## start TASK DATA
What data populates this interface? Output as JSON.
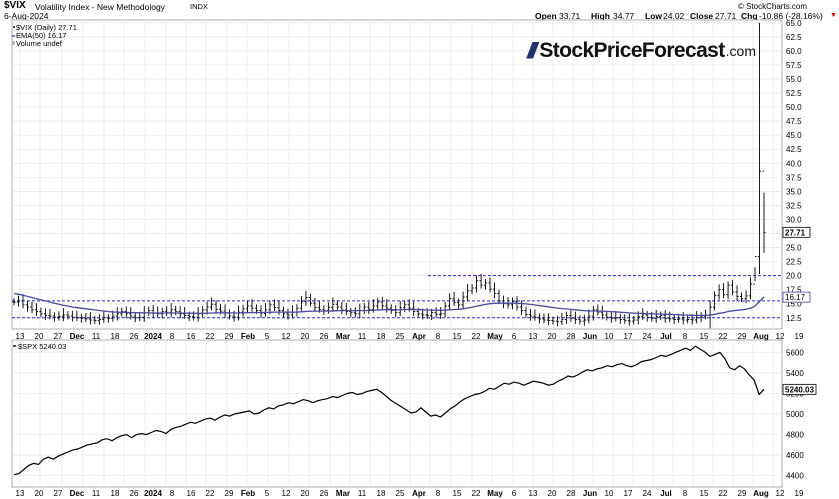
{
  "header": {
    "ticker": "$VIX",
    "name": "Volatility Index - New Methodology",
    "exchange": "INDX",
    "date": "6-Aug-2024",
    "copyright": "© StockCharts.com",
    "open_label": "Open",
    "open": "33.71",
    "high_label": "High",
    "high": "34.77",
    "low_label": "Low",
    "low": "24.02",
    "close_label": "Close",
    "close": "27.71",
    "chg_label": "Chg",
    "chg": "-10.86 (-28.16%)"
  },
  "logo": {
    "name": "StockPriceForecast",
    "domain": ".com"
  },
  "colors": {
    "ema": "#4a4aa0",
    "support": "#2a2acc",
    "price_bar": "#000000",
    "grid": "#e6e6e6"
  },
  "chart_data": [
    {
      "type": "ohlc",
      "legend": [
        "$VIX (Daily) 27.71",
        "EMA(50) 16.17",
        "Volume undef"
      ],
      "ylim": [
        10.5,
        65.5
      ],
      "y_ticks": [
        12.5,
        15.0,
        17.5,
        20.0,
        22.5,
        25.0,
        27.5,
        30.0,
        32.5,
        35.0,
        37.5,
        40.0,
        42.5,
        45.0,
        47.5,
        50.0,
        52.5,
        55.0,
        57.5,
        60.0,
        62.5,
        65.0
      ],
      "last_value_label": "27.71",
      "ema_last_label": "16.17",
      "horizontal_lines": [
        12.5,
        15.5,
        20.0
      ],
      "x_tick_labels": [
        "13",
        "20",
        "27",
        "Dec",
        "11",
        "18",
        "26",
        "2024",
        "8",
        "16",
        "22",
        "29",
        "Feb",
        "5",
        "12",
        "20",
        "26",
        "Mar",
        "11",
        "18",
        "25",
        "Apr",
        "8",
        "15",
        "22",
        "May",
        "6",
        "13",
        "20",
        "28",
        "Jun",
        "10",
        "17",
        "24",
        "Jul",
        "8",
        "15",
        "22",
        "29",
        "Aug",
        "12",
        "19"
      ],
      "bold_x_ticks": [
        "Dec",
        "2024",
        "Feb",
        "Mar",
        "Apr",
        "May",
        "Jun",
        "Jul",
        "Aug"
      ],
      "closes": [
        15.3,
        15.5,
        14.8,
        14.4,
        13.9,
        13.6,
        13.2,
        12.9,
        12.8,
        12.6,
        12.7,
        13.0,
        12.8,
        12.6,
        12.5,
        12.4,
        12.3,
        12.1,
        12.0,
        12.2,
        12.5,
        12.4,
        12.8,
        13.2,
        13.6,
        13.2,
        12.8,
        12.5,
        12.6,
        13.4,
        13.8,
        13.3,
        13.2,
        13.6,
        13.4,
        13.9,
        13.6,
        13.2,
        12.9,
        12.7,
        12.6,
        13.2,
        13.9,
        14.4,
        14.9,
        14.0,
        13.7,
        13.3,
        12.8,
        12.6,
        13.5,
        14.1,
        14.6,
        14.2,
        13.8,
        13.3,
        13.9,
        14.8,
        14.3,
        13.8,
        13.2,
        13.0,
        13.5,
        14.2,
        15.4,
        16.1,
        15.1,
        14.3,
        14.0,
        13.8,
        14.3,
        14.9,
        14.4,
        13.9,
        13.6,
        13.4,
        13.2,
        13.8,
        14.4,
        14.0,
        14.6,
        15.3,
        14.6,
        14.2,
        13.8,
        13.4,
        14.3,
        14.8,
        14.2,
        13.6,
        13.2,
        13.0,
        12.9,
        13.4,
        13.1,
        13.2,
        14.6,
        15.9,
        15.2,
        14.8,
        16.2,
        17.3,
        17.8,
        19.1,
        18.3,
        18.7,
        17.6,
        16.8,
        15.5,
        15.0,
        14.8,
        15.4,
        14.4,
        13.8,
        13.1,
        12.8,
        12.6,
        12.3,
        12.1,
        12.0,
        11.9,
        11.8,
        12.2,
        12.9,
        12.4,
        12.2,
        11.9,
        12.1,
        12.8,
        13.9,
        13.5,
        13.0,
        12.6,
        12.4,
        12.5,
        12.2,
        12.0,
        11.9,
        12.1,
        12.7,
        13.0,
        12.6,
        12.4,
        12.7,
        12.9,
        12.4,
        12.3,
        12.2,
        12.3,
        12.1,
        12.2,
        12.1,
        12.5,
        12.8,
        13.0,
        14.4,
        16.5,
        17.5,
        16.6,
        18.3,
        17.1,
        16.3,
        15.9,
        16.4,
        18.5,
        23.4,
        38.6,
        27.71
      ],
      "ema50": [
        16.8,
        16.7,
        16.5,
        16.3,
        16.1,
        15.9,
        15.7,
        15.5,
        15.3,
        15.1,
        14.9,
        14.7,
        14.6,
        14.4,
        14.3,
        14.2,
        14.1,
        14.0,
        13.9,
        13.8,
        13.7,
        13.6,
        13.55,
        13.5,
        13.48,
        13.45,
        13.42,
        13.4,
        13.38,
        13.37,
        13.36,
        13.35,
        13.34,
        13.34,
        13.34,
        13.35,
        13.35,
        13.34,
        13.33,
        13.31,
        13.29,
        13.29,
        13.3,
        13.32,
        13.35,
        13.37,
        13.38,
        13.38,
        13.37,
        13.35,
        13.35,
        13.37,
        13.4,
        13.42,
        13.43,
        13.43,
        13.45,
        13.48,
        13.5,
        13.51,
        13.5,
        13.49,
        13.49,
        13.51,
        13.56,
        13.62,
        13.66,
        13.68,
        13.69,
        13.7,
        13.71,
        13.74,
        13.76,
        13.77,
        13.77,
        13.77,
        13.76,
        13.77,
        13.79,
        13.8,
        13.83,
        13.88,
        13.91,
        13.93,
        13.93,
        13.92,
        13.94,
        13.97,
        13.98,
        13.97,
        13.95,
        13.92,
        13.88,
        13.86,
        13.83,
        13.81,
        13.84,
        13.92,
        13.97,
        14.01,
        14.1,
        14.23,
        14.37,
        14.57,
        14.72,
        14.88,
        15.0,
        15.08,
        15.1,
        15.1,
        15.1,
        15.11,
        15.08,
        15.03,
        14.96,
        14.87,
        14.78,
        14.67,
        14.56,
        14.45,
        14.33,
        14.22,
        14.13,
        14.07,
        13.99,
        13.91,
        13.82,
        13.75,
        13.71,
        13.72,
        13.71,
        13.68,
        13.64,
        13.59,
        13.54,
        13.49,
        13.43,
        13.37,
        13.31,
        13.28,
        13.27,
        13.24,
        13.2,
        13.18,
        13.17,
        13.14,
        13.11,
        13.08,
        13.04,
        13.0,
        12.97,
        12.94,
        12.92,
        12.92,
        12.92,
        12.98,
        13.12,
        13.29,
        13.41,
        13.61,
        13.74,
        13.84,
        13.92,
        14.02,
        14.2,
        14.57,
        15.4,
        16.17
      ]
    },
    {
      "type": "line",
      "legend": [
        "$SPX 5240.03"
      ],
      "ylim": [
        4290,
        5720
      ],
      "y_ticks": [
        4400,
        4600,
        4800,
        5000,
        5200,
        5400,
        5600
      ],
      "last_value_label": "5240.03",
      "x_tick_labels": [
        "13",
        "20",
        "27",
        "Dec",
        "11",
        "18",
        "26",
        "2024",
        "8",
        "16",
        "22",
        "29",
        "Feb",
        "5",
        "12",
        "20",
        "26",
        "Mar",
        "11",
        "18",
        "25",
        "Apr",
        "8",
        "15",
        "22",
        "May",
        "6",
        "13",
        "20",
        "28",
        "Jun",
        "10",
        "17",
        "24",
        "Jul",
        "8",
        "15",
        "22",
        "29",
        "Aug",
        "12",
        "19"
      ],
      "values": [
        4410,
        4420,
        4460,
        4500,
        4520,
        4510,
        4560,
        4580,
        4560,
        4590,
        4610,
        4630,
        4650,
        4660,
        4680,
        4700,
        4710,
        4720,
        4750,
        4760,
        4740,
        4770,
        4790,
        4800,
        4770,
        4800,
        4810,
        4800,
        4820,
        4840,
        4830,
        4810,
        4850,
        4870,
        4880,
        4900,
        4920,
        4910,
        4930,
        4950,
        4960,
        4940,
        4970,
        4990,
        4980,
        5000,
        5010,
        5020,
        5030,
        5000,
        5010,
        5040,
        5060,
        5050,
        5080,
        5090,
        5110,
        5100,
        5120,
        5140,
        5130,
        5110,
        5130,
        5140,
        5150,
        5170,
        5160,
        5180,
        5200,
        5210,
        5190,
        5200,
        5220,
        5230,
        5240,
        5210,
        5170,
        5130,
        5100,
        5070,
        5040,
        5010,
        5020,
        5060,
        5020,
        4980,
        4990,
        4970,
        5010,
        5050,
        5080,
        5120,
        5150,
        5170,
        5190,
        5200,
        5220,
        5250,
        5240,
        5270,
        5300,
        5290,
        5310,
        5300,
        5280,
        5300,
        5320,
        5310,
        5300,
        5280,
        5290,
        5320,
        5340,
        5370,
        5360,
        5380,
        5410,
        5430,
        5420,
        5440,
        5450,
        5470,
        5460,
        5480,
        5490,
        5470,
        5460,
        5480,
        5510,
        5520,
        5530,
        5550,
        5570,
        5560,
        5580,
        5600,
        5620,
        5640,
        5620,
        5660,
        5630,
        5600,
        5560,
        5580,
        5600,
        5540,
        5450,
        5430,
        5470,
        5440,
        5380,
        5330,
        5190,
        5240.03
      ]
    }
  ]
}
## end TASK DATA
## start TASK DATA
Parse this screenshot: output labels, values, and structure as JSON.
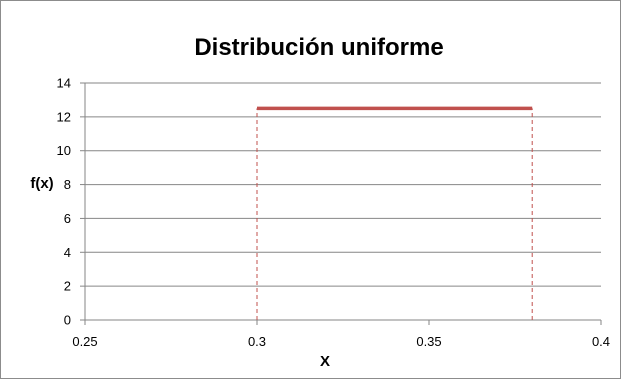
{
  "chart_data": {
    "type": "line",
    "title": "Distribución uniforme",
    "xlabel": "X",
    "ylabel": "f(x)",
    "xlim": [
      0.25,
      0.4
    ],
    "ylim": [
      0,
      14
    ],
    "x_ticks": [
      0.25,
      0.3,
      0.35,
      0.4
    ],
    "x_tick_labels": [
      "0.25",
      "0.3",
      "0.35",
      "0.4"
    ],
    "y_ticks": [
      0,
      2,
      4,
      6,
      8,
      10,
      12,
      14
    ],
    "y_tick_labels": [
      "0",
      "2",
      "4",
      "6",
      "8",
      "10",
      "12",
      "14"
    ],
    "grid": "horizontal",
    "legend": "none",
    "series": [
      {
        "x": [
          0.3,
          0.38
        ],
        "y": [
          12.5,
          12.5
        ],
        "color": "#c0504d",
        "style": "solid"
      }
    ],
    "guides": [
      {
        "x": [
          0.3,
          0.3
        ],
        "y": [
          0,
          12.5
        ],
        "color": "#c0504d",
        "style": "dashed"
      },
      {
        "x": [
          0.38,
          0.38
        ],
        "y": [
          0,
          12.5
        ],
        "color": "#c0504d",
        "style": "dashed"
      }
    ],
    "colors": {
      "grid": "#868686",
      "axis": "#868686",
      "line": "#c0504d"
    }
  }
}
## end TASK DATA
DIRECTIONS FOR THIS TASK
Pull out every line above that holds the word "grid".

EXERCISE RESULT
    "grid": "#e6e6e6"
    "grid": "horizontal",
      "grid": "#868686",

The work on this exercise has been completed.